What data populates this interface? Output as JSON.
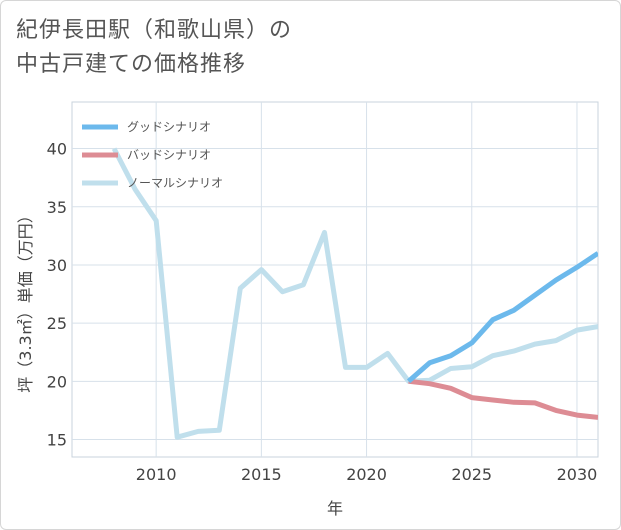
{
  "title_lines": [
    "紀伊長田駅（和歌山県）の",
    "中古戸建ての価格推移"
  ],
  "chart_data": {
    "type": "line",
    "title": "紀伊長田駅（和歌山県）の中古戸建ての価格推移",
    "xlabel": "年",
    "ylabel": "坪（3.3㎡）単価（万円）",
    "xlim": [
      2006,
      2031
    ],
    "ylim": [
      13.5,
      44
    ],
    "xticks": [
      2010,
      2015,
      2020,
      2025,
      2030
    ],
    "yticks": [
      15,
      20,
      25,
      30,
      35,
      40
    ],
    "grid": true,
    "legend_position": "top-left",
    "series": [
      {
        "name": "グッドシナリオ",
        "color": "#6cb9ec",
        "x": [
          2022,
          2023,
          2024,
          2025,
          2026,
          2027,
          2028,
          2029,
          2030,
          2031
        ],
        "values": [
          20.0,
          21.6,
          22.2,
          23.3,
          25.3,
          26.1,
          27.4,
          28.7,
          29.8,
          31.0
        ]
      },
      {
        "name": "バッドシナリオ",
        "color": "#dd8c94",
        "x": [
          2022,
          2023,
          2024,
          2025,
          2026,
          2027,
          2028,
          2029,
          2030,
          2031
        ],
        "values": [
          20.0,
          19.8,
          19.4,
          18.6,
          18.4,
          18.2,
          18.15,
          17.5,
          17.1,
          16.9
        ]
      },
      {
        "name": "ノーマルシナリオ",
        "color": "#c0dfec",
        "x": [
          2008,
          2009,
          2010,
          2011,
          2012,
          2013,
          2014,
          2015,
          2016,
          2017,
          2018,
          2019,
          2020,
          2021,
          2022,
          2023,
          2024,
          2025,
          2026,
          2027,
          2028,
          2029,
          2030,
          2031
        ],
        "values": [
          40.0,
          36.5,
          33.8,
          15.2,
          15.7,
          15.8,
          28.0,
          29.6,
          27.7,
          28.3,
          32.8,
          21.2,
          21.2,
          22.4,
          20.0,
          20.1,
          21.1,
          21.25,
          22.2,
          22.6,
          23.2,
          23.5,
          24.4,
          24.7
        ]
      }
    ]
  }
}
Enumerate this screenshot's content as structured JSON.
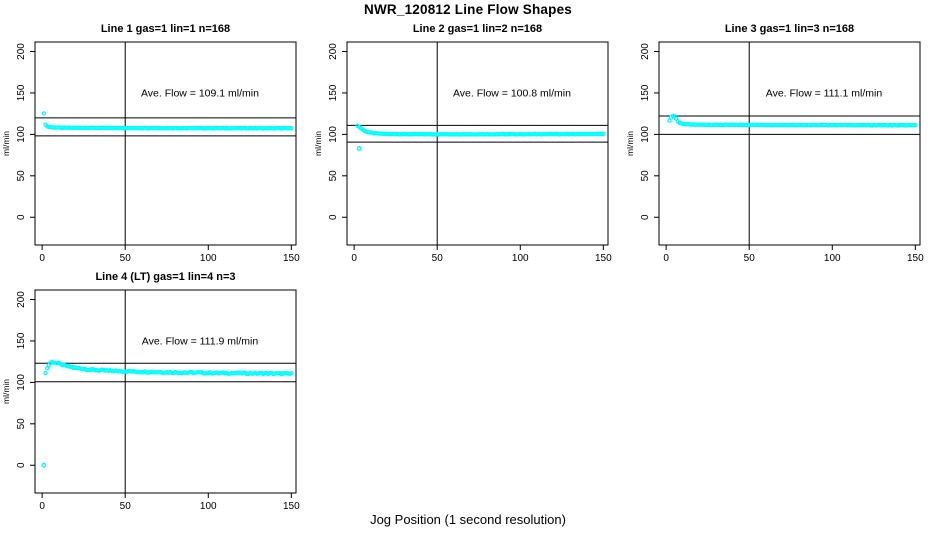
{
  "page": {
    "title": "NWR_120812  Line Flow Shapes",
    "xlabel": "Jog Position (1 second resolution)",
    "ylabel": "ml/min"
  },
  "colors": {
    "points": "#00FFFF",
    "lines": "#000000",
    "text": "#000000",
    "background": "#FFFFFF"
  },
  "axes": {
    "x_ticks": [
      0,
      50,
      100,
      150
    ],
    "y_ticks": [
      0,
      50,
      100,
      150,
      200
    ],
    "xlim": [
      -4.3,
      152.8
    ],
    "ylim": [
      -33.5,
      211.5
    ],
    "vline_x": 50,
    "grid": false
  },
  "chart_data": [
    {
      "type": "scatter",
      "title": "Line 1 gas=1 lin=1 n=168",
      "annotation": "Ave. Flow =  109.1  ml/min",
      "ave_flow_ml_min": 109.1,
      "n": 168,
      "hlines": [
        120.0,
        98.2
      ],
      "x_start": 1,
      "x_end": 150,
      "anchors": [
        [
          1,
          125
        ],
        [
          2,
          112
        ],
        [
          3,
          109.8
        ],
        [
          4,
          109.2
        ],
        [
          6,
          108.5
        ],
        [
          10,
          108.1
        ],
        [
          20,
          107.9
        ],
        [
          50,
          107.6
        ],
        [
          100,
          107.4
        ],
        [
          150,
          107.3
        ]
      ],
      "outliers": [],
      "jitter": 0.25
    },
    {
      "type": "scatter",
      "title": "Line 2 gas=1 lin=2 n=168",
      "annotation": "Ave. Flow =  100.8  ml/min",
      "ave_flow_ml_min": 100.8,
      "n": 168,
      "hlines": [
        110.9,
        90.7
      ],
      "x_start": 2,
      "x_end": 150,
      "anchors": [
        [
          2,
          110.5
        ],
        [
          3,
          109
        ],
        [
          4,
          107.5
        ],
        [
          6,
          104.5
        ],
        [
          8,
          102.8
        ],
        [
          12,
          101.3
        ],
        [
          18,
          100.6
        ],
        [
          30,
          100.2
        ],
        [
          60,
          100.1
        ],
        [
          100,
          100.2
        ],
        [
          150,
          100.4
        ]
      ],
      "outliers": [
        [
          3,
          83
        ]
      ],
      "jitter": 0.25
    },
    {
      "type": "scatter",
      "title": "Line 3 gas=1 lin=3 n=168",
      "annotation": "Ave. Flow =  111.1  ml/min",
      "ave_flow_ml_min": 111.1,
      "n": 168,
      "hlines": [
        122.2,
        100.0
      ],
      "x_start": 2,
      "x_end": 150,
      "anchors": [
        [
          2,
          117
        ],
        [
          3,
          120.5
        ],
        [
          4,
          122.5
        ],
        [
          5,
          122
        ],
        [
          6,
          119
        ],
        [
          7,
          116
        ],
        [
          8,
          114
        ],
        [
          10,
          112.5
        ],
        [
          15,
          111.8
        ],
        [
          30,
          111.5
        ],
        [
          60,
          111.4
        ],
        [
          100,
          111.2
        ],
        [
          150,
          111.0
        ]
      ],
      "outliers": [],
      "jitter": 0.3
    },
    {
      "type": "scatter",
      "title": "Line 4 (LT) gas=1 lin=4 n=3",
      "annotation": "Ave. Flow =  111.9  ml/min",
      "ave_flow_ml_min": 111.9,
      "n": 3,
      "hlines": [
        123.1,
        100.7
      ],
      "x_start": 2,
      "x_end": 150,
      "anchors": [
        [
          2,
          112
        ],
        [
          3,
          117
        ],
        [
          4,
          121
        ],
        [
          5,
          123.5
        ],
        [
          6,
          124.5
        ],
        [
          8,
          124
        ],
        [
          10,
          122.5
        ],
        [
          14,
          120
        ],
        [
          20,
          117.5
        ],
        [
          28,
          115.5
        ],
        [
          40,
          114
        ],
        [
          60,
          112.8
        ],
        [
          80,
          112
        ],
        [
          100,
          111.5
        ],
        [
          125,
          111
        ],
        [
          150,
          110.5
        ]
      ],
      "outliers": [
        [
          1,
          0
        ]
      ],
      "jitter": 0.8
    }
  ]
}
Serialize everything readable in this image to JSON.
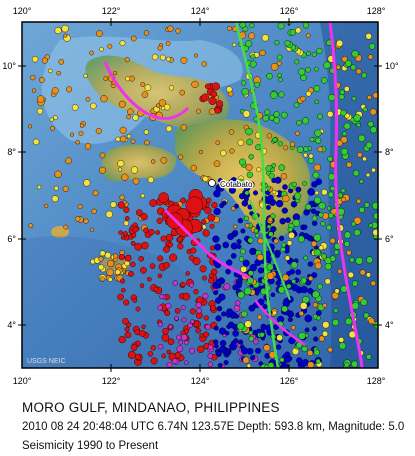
{
  "map": {
    "title": "MORO GULF, MINDANAO, PHILIPPINES",
    "event_line": "2010 08 24 20:48:04 UTC 6.74N 123.57E Depth: 593.8 km, Magnitude: 5.0",
    "seismicity_range": "Seismicity 1990 to Present",
    "credit": "USGS NEIC",
    "place_label": "Cotabato",
    "lon_ticks_top": [
      "120°",
      "122°",
      "124°",
      "126°",
      "128°"
    ],
    "lon_ticks_bottom": [
      "120°",
      "122°",
      "124°",
      "126°",
      "128°"
    ],
    "lat_ticks_left": [
      "10°",
      "8°",
      "6°",
      "4°"
    ],
    "lat_ticks_right": [
      "10°",
      "8°",
      "6°",
      "4°"
    ],
    "extent": {
      "lon": [
        120,
        128
      ],
      "lat": [
        3,
        11
      ]
    },
    "depth_colors": {
      "shallow": "#e8901a",
      "intermediate": "#f5e23a",
      "deep_green": "#33cc33",
      "deep_blue": "#0000cc",
      "deep_magenta": "#cc33cc",
      "very_deep": "#dd1111"
    },
    "plate_boundary_color": "#ee33ee",
    "fault_color": "#44dd44",
    "epicenter_marker_color": "#ffffff"
  }
}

* Description of the task: Output the entries above exactly. Drop the pictures.

* Result of this task:
What data populates this interface? Output as JSON.
{
  "title_lines": [
    "紀伊長田駅（和歌山県）の",
    "中古戸建ての価格推移"
  ],
  "chart_data": {
    "type": "line",
    "title": "紀伊長田駅（和歌山県）の中古戸建ての価格推移",
    "xlabel": "年",
    "ylabel": "坪（3.3㎡）単価（万円）",
    "xlim": [
      2006,
      2031
    ],
    "ylim": [
      13.5,
      44
    ],
    "xticks": [
      2010,
      2015,
      2020,
      2025,
      2030
    ],
    "yticks": [
      15,
      20,
      25,
      30,
      35,
      40
    ],
    "grid": true,
    "legend_position": "top-left",
    "series": [
      {
        "name": "グッドシナリオ",
        "color": "#6cb9ec",
        "x": [
          2022,
          2023,
          2024,
          2025,
          2026,
          2027,
          2028,
          2029,
          2030,
          2031
        ],
        "values": [
          20.0,
          21.6,
          22.2,
          23.3,
          25.3,
          26.1,
          27.4,
          28.7,
          29.8,
          31.0
        ]
      },
      {
        "name": "バッドシナリオ",
        "color": "#dd8c94",
        "x": [
          2022,
          2023,
          2024,
          2025,
          2026,
          2027,
          2028,
          2029,
          2030,
          2031
        ],
        "values": [
          20.0,
          19.8,
          19.4,
          18.6,
          18.4,
          18.2,
          18.15,
          17.5,
          17.1,
          16.9
        ]
      },
      {
        "name": "ノーマルシナリオ",
        "color": "#c0dfec",
        "x": [
          2008,
          2009,
          2010,
          2011,
          2012,
          2013,
          2014,
          2015,
          2016,
          2017,
          2018,
          2019,
          2020,
          2021,
          2022,
          2023,
          2024,
          2025,
          2026,
          2027,
          2028,
          2029,
          2030,
          2031
        ],
        "values": [
          40.0,
          36.5,
          33.8,
          15.2,
          15.7,
          15.8,
          28.0,
          29.6,
          27.7,
          28.3,
          32.8,
          21.2,
          21.2,
          22.4,
          20.0,
          20.1,
          21.1,
          21.25,
          22.2,
          22.6,
          23.2,
          23.5,
          24.4,
          24.7
        ]
      }
    ]
  }
}
Enumerate this screenshot's content as structured JSON.
{
  "page": {
    "title": "NWR_120812  Line Flow Shapes",
    "xlabel": "Jog Position (1 second resolution)",
    "ylabel": "ml/min"
  },
  "colors": {
    "points": "#00FFFF",
    "lines": "#000000",
    "text": "#000000",
    "background": "#FFFFFF"
  },
  "axes": {
    "x_ticks": [
      0,
      50,
      100,
      150
    ],
    "y_ticks": [
      0,
      50,
      100,
      150,
      200
    ],
    "xlim": [
      -4.3,
      152.8
    ],
    "ylim": [
      -33.5,
      211.5
    ],
    "vline_x": 50,
    "grid": false
  },
  "chart_data": [
    {
      "type": "scatter",
      "title": "Line 1 gas=1 lin=1 n=168",
      "annotation": "Ave. Flow =  109.1  ml/min",
      "ave_flow_ml_min": 109.1,
      "n": 168,
      "hlines": [
        120.0,
        98.2
      ],
      "x_start": 1,
      "x_end": 150,
      "anchors": [
        [
          1,
          125
        ],
        [
          2,
          112
        ],
        [
          3,
          109.8
        ],
        [
          4,
          109.2
        ],
        [
          6,
          108.5
        ],
        [
          10,
          108.1
        ],
        [
          20,
          107.9
        ],
        [
          50,
          107.6
        ],
        [
          100,
          107.4
        ],
        [
          150,
          107.3
        ]
      ],
      "outliers": [],
      "jitter": 0.25
    },
    {
      "type": "scatter",
      "title": "Line 2 gas=1 lin=2 n=168",
      "annotation": "Ave. Flow =  100.8  ml/min",
      "ave_flow_ml_min": 100.8,
      "n": 168,
      "hlines": [
        110.9,
        90.7
      ],
      "x_start": 2,
      "x_end": 150,
      "anchors": [
        [
          2,
          110.5
        ],
        [
          3,
          109
        ],
        [
          4,
          107.5
        ],
        [
          6,
          104.5
        ],
        [
          8,
          102.8
        ],
        [
          12,
          101.3
        ],
        [
          18,
          100.6
        ],
        [
          30,
          100.2
        ],
        [
          60,
          100.1
        ],
        [
          100,
          100.2
        ],
        [
          150,
          100.4
        ]
      ],
      "outliers": [
        [
          3,
          83
        ]
      ],
      "jitter": 0.25
    },
    {
      "type": "scatter",
      "title": "Line 3 gas=1 lin=3 n=168",
      "annotation": "Ave. Flow =  111.1  ml/min",
      "ave_flow_ml_min": 111.1,
      "n": 168,
      "hlines": [
        122.2,
        100.0
      ],
      "x_start": 2,
      "x_end": 150,
      "anchors": [
        [
          2,
          117
        ],
        [
          3,
          120.5
        ],
        [
          4,
          122.5
        ],
        [
          5,
          122
        ],
        [
          6,
          119
        ],
        [
          7,
          116
        ],
        [
          8,
          114
        ],
        [
          10,
          112.5
        ],
        [
          15,
          111.8
        ],
        [
          30,
          111.5
        ],
        [
          60,
          111.4
        ],
        [
          100,
          111.2
        ],
        [
          150,
          111.0
        ]
      ],
      "outliers": [],
      "jitter": 0.3
    },
    {
      "type": "scatter",
      "title": "Line 4 (LT) gas=1 lin=4 n=3",
      "annotation": "Ave. Flow =  111.9  ml/min",
      "ave_flow_ml_min": 111.9,
      "n": 3,
      "hlines": [
        123.1,
        100.7
      ],
      "x_start": 2,
      "x_end": 150,
      "anchors": [
        [
          2,
          112
        ],
        [
          3,
          117
        ],
        [
          4,
          121
        ],
        [
          5,
          123.5
        ],
        [
          6,
          124.5
        ],
        [
          8,
          124
        ],
        [
          10,
          122.5
        ],
        [
          14,
          120
        ],
        [
          20,
          117.5
        ],
        [
          28,
          115.5
        ],
        [
          40,
          114
        ],
        [
          60,
          112.8
        ],
        [
          80,
          112
        ],
        [
          100,
          111.5
        ],
        [
          125,
          111
        ],
        [
          150,
          110.5
        ]
      ],
      "outliers": [
        [
          1,
          0
        ]
      ],
      "jitter": 0.8
    }
  ]
}
Serialize everything readable in this image to JSON.
{
  "map": {
    "title": "MORO GULF, MINDANAO, PHILIPPINES",
    "event_line": "2010 08 24 20:48:04 UTC 6.74N 123.57E Depth: 593.8 km, Magnitude: 5.0",
    "seismicity_range": "Seismicity 1990 to Present",
    "credit": "USGS NEIC",
    "place_label": "Cotabato",
    "lon_ticks_top": [
      "120°",
      "122°",
      "124°",
      "126°",
      "128°"
    ],
    "lon_ticks_bottom": [
      "120°",
      "122°",
      "124°",
      "126°",
      "128°"
    ],
    "lat_ticks_left": [
      "10°",
      "8°",
      "6°",
      "4°"
    ],
    "lat_ticks_right": [
      "10°",
      "8°",
      "6°",
      "4°"
    ],
    "extent": {
      "lon": [
        120,
        128
      ],
      "lat": [
        3,
        11
      ]
    },
    "depth_colors": {
      "shallow": "#e8901a",
      "intermediate": "#f5e23a",
      "deep_green": "#33cc33",
      "deep_blue": "#0000cc",
      "deep_magenta": "#cc33cc",
      "very_deep": "#dd1111"
    },
    "plate_boundary_color": "#ee33ee",
    "fault_color": "#44dd44",
    "epicenter_marker_color": "#ffffff"
  }
}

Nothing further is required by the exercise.